Your task
Count each line in which the word "여자통합" appears. Reply with the total and nothing more.

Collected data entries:
++++++++++
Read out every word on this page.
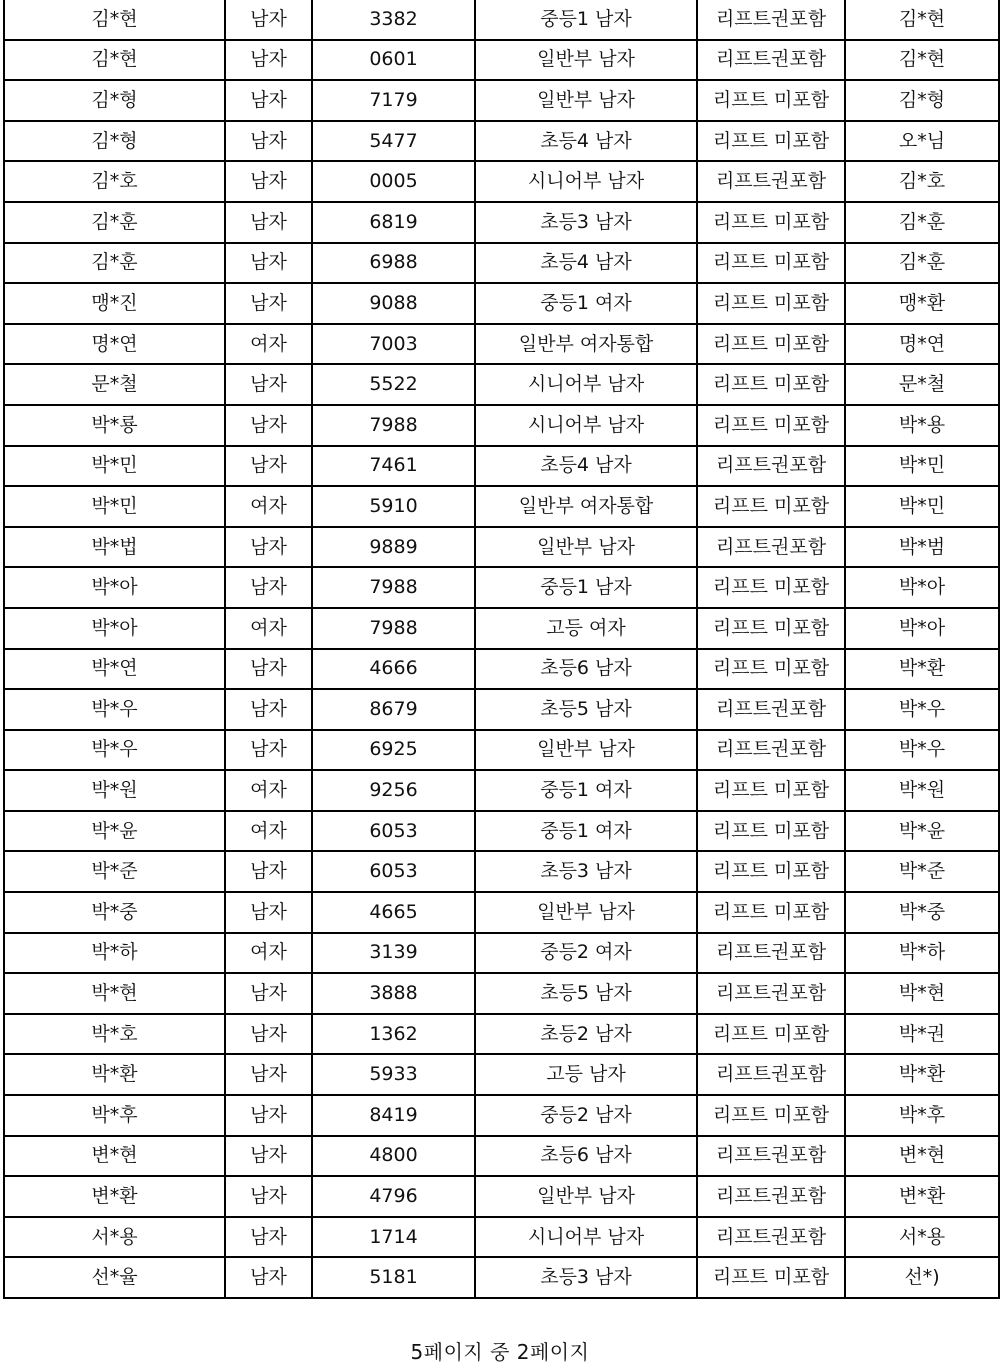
김*현	남자	3382	중등1 남자	리프트권포함	김*현
김*현	남자	0601	일반부 남자	리프트권포함	김*현
김*형	남자	7179	일반부 남자	리프트 미포함	김*형
김*형	남자	5477	초등4 남자	리프트 미포함	오*님
김*호	남자	0005	시니어부 남자	리프트권포함	김*호
김*훈	남자	6819	초등3 남자	리프트 미포함	김*훈
김*훈	남자	6988	초등4 남자	리프트 미포함	김*훈
맹*진	남자	9088	중등1 여자	리프트 미포함	맹*환
명*연	여자	7003	일반부 여자통합	리프트 미포함	명*연
문*철	남자	5522	시니어부 남자	리프트 미포함	문*철
박*룡	남자	7988	시니어부 남자	리프트 미포함	박*용
박*민	남자	7461	초등4 남자	리프트권포함	박*민
박*민	여자	5910	일반부 여자통합	리프트 미포함	박*민
박*법	남자	9889	일반부 남자	리프트권포함	박*범
박*아	남자	7988	중등1 남자	리프트 미포함	박*아
박*아	여자	7988	고등 여자	리프트 미포함	박*아
박*연	남자	4666	초등6 남자	리프트 미포함	박*환
박*우	남자	8679	초등5 남자	리프트권포함	박*우
박*우	남자	6925	일반부 남자	리프트권포함	박*우
박*원	여자	9256	중등1 여자	리프트 미포함	박*원
박*윤	여자	6053	중등1 여자	리프트 미포함	박*윤
박*준	남자	6053	초등3 남자	리프트 미포함	박*준
박*중	남자	4665	일반부 남자	리프트 미포함	박*중
박*하	여자	3139	중등2 여자	리프트권포함	박*하
박*현	남자	3888	초등5 남자	리프트권포함	박*현
박*호	남자	1362	초등2 남자	리프트 미포함	박*권
박*환	남자	5933	고등 남자	리프트권포함	박*환
박*후	남자	8419	중등2 남자	리프트 미포함	박*후
변*현	남자	4800	초등6 남자	리프트권포함	변*현
변*환	남자	4796	일반부 남자	리프트권포함	변*환
서*용	남자	1714	시니어부 남자	리프트권포함	서*용
선*율	남자	5181	초등3 남자	리프트 미포함	선*)
5페이지 중 2페이지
++++++++++
Task solution
2